▸ STATED TASK: Return all lines with the word "image" in them.

▸ RECORDS:
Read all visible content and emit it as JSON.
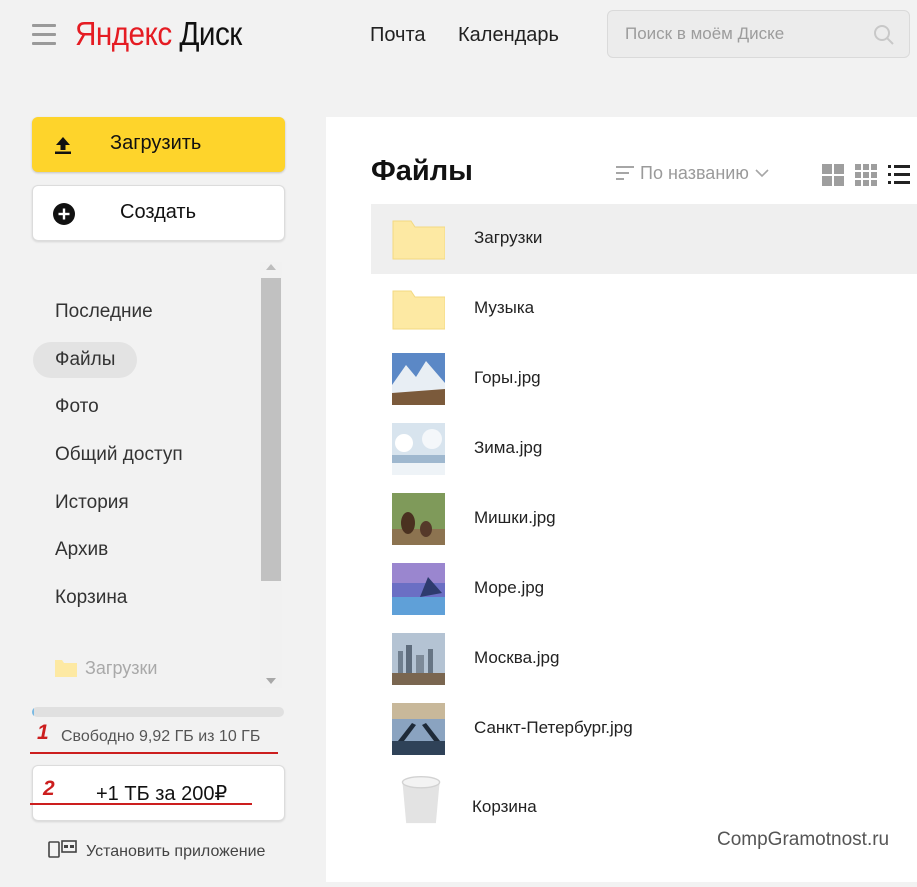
{
  "header": {
    "logo_yandex": "Яндекс",
    "logo_disk": "Диск",
    "links": [
      "Почта",
      "Календарь"
    ],
    "search_placeholder": "Поиск в моём Диске"
  },
  "sidebar": {
    "upload_label": "Загрузить",
    "create_label": "Создать",
    "nav": [
      {
        "label": "Последние",
        "active": false
      },
      {
        "label": "Файлы",
        "active": true
      },
      {
        "label": "Фото",
        "active": false
      },
      {
        "label": "Общий доступ",
        "active": false
      },
      {
        "label": "История",
        "active": false
      },
      {
        "label": "Архив",
        "active": false
      },
      {
        "label": "Корзина",
        "active": false
      }
    ],
    "pinned_folder": "Загрузки",
    "storage": {
      "text": "Свободно 9,92 ГБ из 10 ГБ",
      "used_fraction": 0.008
    },
    "buy_label": "+1 ТБ за 200₽",
    "install_label": "Установить приложение",
    "annotations": [
      "1",
      "2"
    ]
  },
  "main": {
    "title": "Файлы",
    "sort_label": "По названию",
    "files": [
      {
        "name": "Загрузки",
        "kind": "folder",
        "selected": true
      },
      {
        "name": "Музыка",
        "kind": "folder",
        "selected": false
      },
      {
        "name": "Горы.jpg",
        "kind": "image-mountains",
        "selected": false
      },
      {
        "name": "Зима.jpg",
        "kind": "image-winter",
        "selected": false
      },
      {
        "name": "Мишки.jpg",
        "kind": "image-bears",
        "selected": false
      },
      {
        "name": "Море.jpg",
        "kind": "image-sea",
        "selected": false
      },
      {
        "name": "Москва.jpg",
        "kind": "image-moscow",
        "selected": false
      },
      {
        "name": "Санкт-Петербург.jpg",
        "kind": "image-spb",
        "selected": false
      },
      {
        "name": "Корзина",
        "kind": "trash",
        "selected": false
      }
    ]
  },
  "watermark": "CompGramotnost.ru",
  "colors": {
    "accent_yellow": "#fed42b",
    "logo_red": "#e51c23",
    "annotation_red": "#cc1e1e",
    "folder_yellow": "#fde9a3"
  }
}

▸ RESPONSE FOR THIS EXERCISE:
        "kind": "image-mountains",
        "kind": "image-winter",
        "kind": "image-bears",
        "kind": "image-sea",
        "kind": "image-moscow",
        "kind": "image-spb",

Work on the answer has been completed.